» DATA SUPPLIED:
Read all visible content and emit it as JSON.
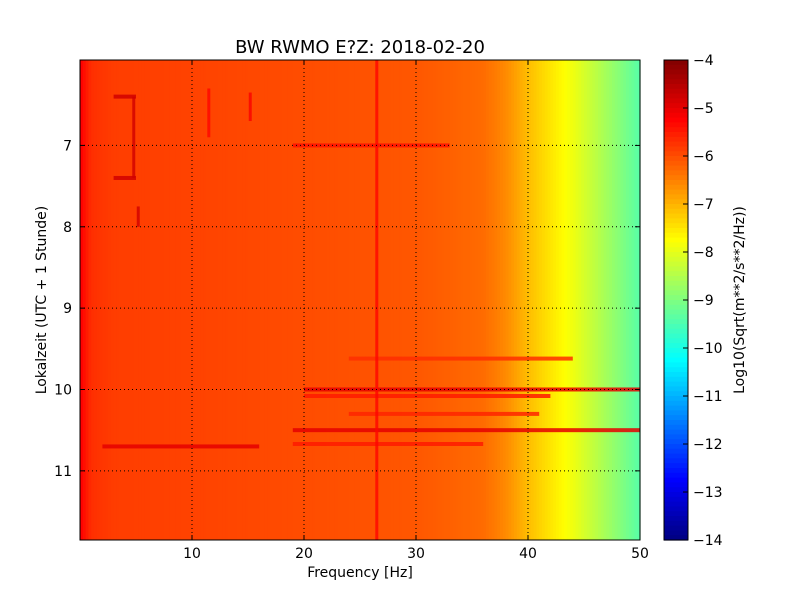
{
  "chart_data": {
    "type": "heatmap",
    "title": "BW RWMO E?Z: 2018-02-20",
    "xlabel": "Frequency [Hz]",
    "ylabel": "Lokalzeit (UTC + 1 Stunde)",
    "colorbar_label": "Log10(Sqrt(m**2/s**2/Hz))",
    "xlim": [
      0,
      50
    ],
    "ylim": [
      11.85,
      5.95
    ],
    "clim": [
      -14,
      -4
    ],
    "colormap": "jet",
    "grid": true,
    "x_ticks": [
      10,
      20,
      30,
      40,
      50
    ],
    "x_tick_labels": [
      "10",
      "20",
      "30",
      "40",
      "50"
    ],
    "y_ticks": [
      7,
      8,
      9,
      10,
      11
    ],
    "y_tick_labels": [
      "7",
      "8",
      "9",
      "10",
      "11"
    ],
    "colorbar_ticks": [
      -4,
      -5,
      -6,
      -7,
      -8,
      -9,
      -10,
      -11,
      -12,
      -13,
      -14
    ],
    "colorbar_tick_labels": [
      "−4",
      "−5",
      "−6",
      "−7",
      "−8",
      "−9",
      "−10",
      "−11",
      "−12",
      "−13",
      "−14"
    ],
    "frequency_profile_hz": [
      0,
      1,
      3,
      10,
      20,
      30,
      36,
      38,
      40,
      42,
      44,
      46,
      48,
      50
    ],
    "frequency_profile_value": [
      -5.2,
      -5.7,
      -5.85,
      -5.9,
      -6.0,
      -6.1,
      -6.3,
      -6.6,
      -7.1,
      -7.5,
      -7.9,
      -8.4,
      -8.9,
      -9.4
    ],
    "features": [
      {
        "kind": "band",
        "time": 10.0,
        "f0": 20,
        "f1": 50,
        "value": -5.0
      },
      {
        "kind": "band",
        "time": 10.5,
        "f0": 19,
        "f1": 50,
        "value": -5.0
      },
      {
        "kind": "band",
        "time": 10.08,
        "f0": 20,
        "f1": 42,
        "value": -5.5
      },
      {
        "kind": "band",
        "time": 10.67,
        "f0": 19,
        "f1": 36,
        "value": -5.5
      },
      {
        "kind": "band",
        "time": 7.0,
        "f0": 19,
        "f1": 33,
        "value": -5.4
      },
      {
        "kind": "band",
        "time": 9.62,
        "f0": 24,
        "f1": 44,
        "value": -5.7
      },
      {
        "kind": "band",
        "time": 10.3,
        "f0": 24,
        "f1": 41,
        "value": -5.6
      },
      {
        "kind": "line",
        "freq": 26.5,
        "t0": 5.95,
        "t1": 11.85,
        "value": -5.3
      },
      {
        "kind": "line",
        "freq": 4.8,
        "t0": 6.4,
        "t1": 7.4,
        "value": -4.8
      },
      {
        "kind": "line",
        "freq": 5.2,
        "t0": 7.75,
        "t1": 8.0,
        "value": -4.8
      },
      {
        "kind": "band",
        "time": 6.4,
        "f0": 3,
        "f1": 5,
        "value": -4.8
      },
      {
        "kind": "band",
        "time": 7.4,
        "f0": 3,
        "f1": 5,
        "value": -4.8
      },
      {
        "kind": "band",
        "time": 10.7,
        "f0": 2,
        "f1": 16,
        "value": -5.0
      },
      {
        "kind": "line",
        "freq": 15.2,
        "t0": 6.35,
        "t1": 6.7,
        "value": -5.2
      },
      {
        "kind": "line",
        "freq": 11.5,
        "t0": 6.3,
        "t1": 6.9,
        "value": -5.3
      }
    ]
  }
}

» WRITTEN TASK:
Without the pictures, transcribe the listing above exactly.

» TASK RESULT:
Read all visible content and emit it as JSON.
{
  "chart_data": {
    "type": "heatmap",
    "title": "BW RWMO E?Z: 2018-02-20",
    "xlabel": "Frequency [Hz]",
    "ylabel": "Lokalzeit (UTC + 1 Stunde)",
    "colorbar_label": "Log10(Sqrt(m**2/s**2/Hz))",
    "xlim": [
      0,
      50
    ],
    "ylim": [
      11.85,
      5.95
    ],
    "clim": [
      -14,
      -4
    ],
    "colormap": "jet",
    "grid": true,
    "x_ticks": [
      10,
      20,
      30,
      40,
      50
    ],
    "x_tick_labels": [
      "10",
      "20",
      "30",
      "40",
      "50"
    ],
    "y_ticks": [
      7,
      8,
      9,
      10,
      11
    ],
    "y_tick_labels": [
      "7",
      "8",
      "9",
      "10",
      "11"
    ],
    "colorbar_ticks": [
      -4,
      -5,
      -6,
      -7,
      -8,
      -9,
      -10,
      -11,
      -12,
      -13,
      -14
    ],
    "colorbar_tick_labels": [
      "−4",
      "−5",
      "−6",
      "−7",
      "−8",
      "−9",
      "−10",
      "−11",
      "−12",
      "−13",
      "−14"
    ],
    "frequency_profile_hz": [
      0,
      1,
      3,
      10,
      20,
      30,
      36,
      38,
      40,
      42,
      44,
      46,
      48,
      50
    ],
    "frequency_profile_value": [
      -5.2,
      -5.7,
      -5.85,
      -5.9,
      -6.0,
      -6.1,
      -6.3,
      -6.6,
      -7.1,
      -7.5,
      -7.9,
      -8.4,
      -8.9,
      -9.4
    ],
    "features": [
      {
        "kind": "band",
        "time": 10.0,
        "f0": 20,
        "f1": 50,
        "value": -5.0
      },
      {
        "kind": "band",
        "time": 10.5,
        "f0": 19,
        "f1": 50,
        "value": -5.0
      },
      {
        "kind": "band",
        "time": 10.08,
        "f0": 20,
        "f1": 42,
        "value": -5.5
      },
      {
        "kind": "band",
        "time": 10.67,
        "f0": 19,
        "f1": 36,
        "value": -5.5
      },
      {
        "kind": "band",
        "time": 7.0,
        "f0": 19,
        "f1": 33,
        "value": -5.4
      },
      {
        "kind": "band",
        "time": 9.62,
        "f0": 24,
        "f1": 44,
        "value": -5.7
      },
      {
        "kind": "band",
        "time": 10.3,
        "f0": 24,
        "f1": 41,
        "value": -5.6
      },
      {
        "kind": "line",
        "freq": 26.5,
        "t0": 5.95,
        "t1": 11.85,
        "value": -5.3
      },
      {
        "kind": "line",
        "freq": 4.8,
        "t0": 6.4,
        "t1": 7.4,
        "value": -4.8
      },
      {
        "kind": "line",
        "freq": 5.2,
        "t0": 7.75,
        "t1": 8.0,
        "value": -4.8
      },
      {
        "kind": "band",
        "time": 6.4,
        "f0": 3,
        "f1": 5,
        "value": -4.8
      },
      {
        "kind": "band",
        "time": 7.4,
        "f0": 3,
        "f1": 5,
        "value": -4.8
      },
      {
        "kind": "band",
        "time": 10.7,
        "f0": 2,
        "f1": 16,
        "value": -5.0
      },
      {
        "kind": "line",
        "freq": 15.2,
        "t0": 6.35,
        "t1": 6.7,
        "value": -5.2
      },
      {
        "kind": "line",
        "freq": 11.5,
        "t0": 6.3,
        "t1": 6.9,
        "value": -5.3
      }
    ]
  }
}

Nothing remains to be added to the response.